[Stored records]
----

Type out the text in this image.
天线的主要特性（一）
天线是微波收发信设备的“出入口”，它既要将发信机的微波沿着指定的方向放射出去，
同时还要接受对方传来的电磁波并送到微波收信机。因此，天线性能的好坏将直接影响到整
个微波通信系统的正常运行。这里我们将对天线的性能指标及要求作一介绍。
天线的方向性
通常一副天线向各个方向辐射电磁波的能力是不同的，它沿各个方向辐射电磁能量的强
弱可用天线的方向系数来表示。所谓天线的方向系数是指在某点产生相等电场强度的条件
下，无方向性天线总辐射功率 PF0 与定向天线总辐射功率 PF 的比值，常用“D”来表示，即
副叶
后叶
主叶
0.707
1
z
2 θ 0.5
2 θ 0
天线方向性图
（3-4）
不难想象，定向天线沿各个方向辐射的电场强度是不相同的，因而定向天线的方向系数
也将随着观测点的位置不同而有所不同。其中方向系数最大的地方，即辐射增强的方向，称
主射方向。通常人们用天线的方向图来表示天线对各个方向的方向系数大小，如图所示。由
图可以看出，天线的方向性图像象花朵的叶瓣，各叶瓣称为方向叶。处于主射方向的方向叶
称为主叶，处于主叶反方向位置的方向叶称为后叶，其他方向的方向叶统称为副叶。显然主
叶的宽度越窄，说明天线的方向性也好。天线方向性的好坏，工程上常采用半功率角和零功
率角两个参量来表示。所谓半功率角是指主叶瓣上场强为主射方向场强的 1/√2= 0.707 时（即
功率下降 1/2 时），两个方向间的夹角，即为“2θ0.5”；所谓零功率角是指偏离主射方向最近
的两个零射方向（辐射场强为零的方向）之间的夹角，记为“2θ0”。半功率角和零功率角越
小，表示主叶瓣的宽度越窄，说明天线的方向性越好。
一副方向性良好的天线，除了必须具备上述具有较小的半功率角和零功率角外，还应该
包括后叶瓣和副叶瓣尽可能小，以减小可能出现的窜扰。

----

◆ **STATED GOAL**: Output all of the data again. Match it exactly.

◆ **ANSWER TO THE PROBLEM**:
Type out the text in this image.
天线的主要特性（一）
天线是微波收发信设备的“出入口”，它既要将发信机的微波沿着指定的方向放射出去，
同时还要接受对方传来的电磁波并送到微波收信机。因此，天线性能的好坏将直接影响到整
个微波通信系统的正常运行。这里我们将对天线的性能指标及要求作一介绍。
天线的方向性
通常一副天线向各个方向辐射电磁波的能力是不同的，它沿各个方向辐射电磁能量的强
弱可用天线的方向系数来表示。所谓天线的方向系数是指在某点产生相等电场强度的条件
下，无方向性天线总辐射功率 PF0 与定向天线总辐射功率 PF 的比值，常用“D”来表示，即
副叶
后叶
主叶
0.707
1
z
2 θ 0.5
2 θ 0
天线方向性图
（3-4）
不难想象，定向天线沿各个方向辐射的电场强度是不相同的，因而定向天线的方向系数
也将随着观测点的位置不同而有所不同。其中方向系数最大的地方，即辐射增强的方向，称
主射方向。通常人们用天线的方向图来表示天线对各个方向的方向系数大小，如图所示。由
图可以看出，天线的方向性图像象花朵的叶瓣，各叶瓣称为方向叶。处于主射方向的方向叶
称为主叶，处于主叶反方向位置的方向叶称为后叶，其他方向的方向叶统称为副叶。显然主
叶的宽度越窄，说明天线的方向性也好。天线方向性的好坏，工程上常采用半功率角和零功
率角两个参量来表示。所谓半功率角是指主叶瓣上场强为主射方向场强的 1/√2= 0.707 时（即
功率下降 1/2 时），两个方向间的夹角，即为“2θ0.5”；所谓零功率角是指偏离主射方向最近
的两个零射方向（辐射场强为零的方向）之间的夹角，记为“2θ0”。半功率角和零功率角越
小，表示主叶瓣的宽度越窄，说明天线的方向性越好。
一副方向性良好的天线，除了必须具备上述具有较小的半功率角和零功率角外，还应该
包括后叶瓣和副叶瓣尽可能小，以减小可能出现的窜扰。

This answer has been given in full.